What to produce: Render the entries below as a Markdown table with the columns "No." and "Entry". Number each row and leave out any blank lines.

>> Start

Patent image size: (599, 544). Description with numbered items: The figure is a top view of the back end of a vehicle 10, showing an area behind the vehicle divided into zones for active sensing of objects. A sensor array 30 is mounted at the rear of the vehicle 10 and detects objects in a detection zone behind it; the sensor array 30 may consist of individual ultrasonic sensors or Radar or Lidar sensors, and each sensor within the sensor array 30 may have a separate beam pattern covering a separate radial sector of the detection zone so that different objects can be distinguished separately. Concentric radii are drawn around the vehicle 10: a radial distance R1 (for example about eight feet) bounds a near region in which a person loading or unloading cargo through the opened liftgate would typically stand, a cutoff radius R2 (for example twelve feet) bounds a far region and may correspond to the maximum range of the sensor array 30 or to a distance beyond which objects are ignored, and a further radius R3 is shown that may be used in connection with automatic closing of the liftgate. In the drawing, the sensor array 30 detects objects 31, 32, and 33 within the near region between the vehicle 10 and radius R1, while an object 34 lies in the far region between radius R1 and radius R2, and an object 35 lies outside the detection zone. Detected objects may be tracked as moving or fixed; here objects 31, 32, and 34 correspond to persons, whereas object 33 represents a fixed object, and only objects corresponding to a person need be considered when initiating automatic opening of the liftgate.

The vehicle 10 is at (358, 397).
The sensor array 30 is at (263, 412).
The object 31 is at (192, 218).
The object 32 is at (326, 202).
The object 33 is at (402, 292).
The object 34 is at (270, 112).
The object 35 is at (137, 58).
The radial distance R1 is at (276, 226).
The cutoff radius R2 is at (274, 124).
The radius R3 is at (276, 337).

>> End

Response to this task:
| No. | Entry |
|---|---|
| 1 | Patent image size: (599, 544). Description with numbered items: The figure is a top view of the back end of a vehicle 10, showing an area behind the vehicle divided into zones for active sensing of objects. A sensor array 30 is mounted at the rear of the vehicle 10 and detects objects in a detection zone behind it; the sensor array 30 may consist of individual ultrasonic sensors or Radar or Lidar sensors, and each sensor within the sensor array 30 may have a separate beam pattern covering a separate radial sector of the detection zone so that different objects can be distinguished separately. Concentric radii are drawn around the vehicle 10: a radial distance R1 (for example about eight feet) bounds a near region in which a person loading or unloading cargo through the opened liftgate would typically stand, a cutoff radius R2 (for example twelve feet) bounds a far region and may correspond to the maximum range of the sensor array 30 or to a distance beyond which objects are ignored, and a further radius R3 is shown that may be used in connection with automatic closing of the liftgate. In the drawing, the sensor array 30 detects objects 31, 32, and 33 within the near region between the vehicle 10 and radius R1, while an object 34 lies in the far region between radius R1 and radius R2, and an object 35 lies outside the detection zone. Detected objects may be tracked as moving or fixed; here objects 31, 32, and 34 correspond to persons, whereas object 33 represents a fixed object, and only objects corresponding to a person need be considered when initiating automatic opening of the liftgate. |
| 2 | The vehicle 10 is at (358, 397). |
| 3 | The sensor array 30 is at (263, 412). |
| 4 | The object 31 is at (192, 218). |
| 5 | The object 32 is at (326, 202). |
| 6 | The object 33 is at (402, 292). |
| 7 | The object 34 is at (270, 112). |
| 8 | The object 35 is at (137, 58). |
| 9 | The radial distance R1 is at (276, 226). |
| 10 | The cutoff radius R2 is at (274, 124). |
| 11 | The radius R3 is at (276, 337). |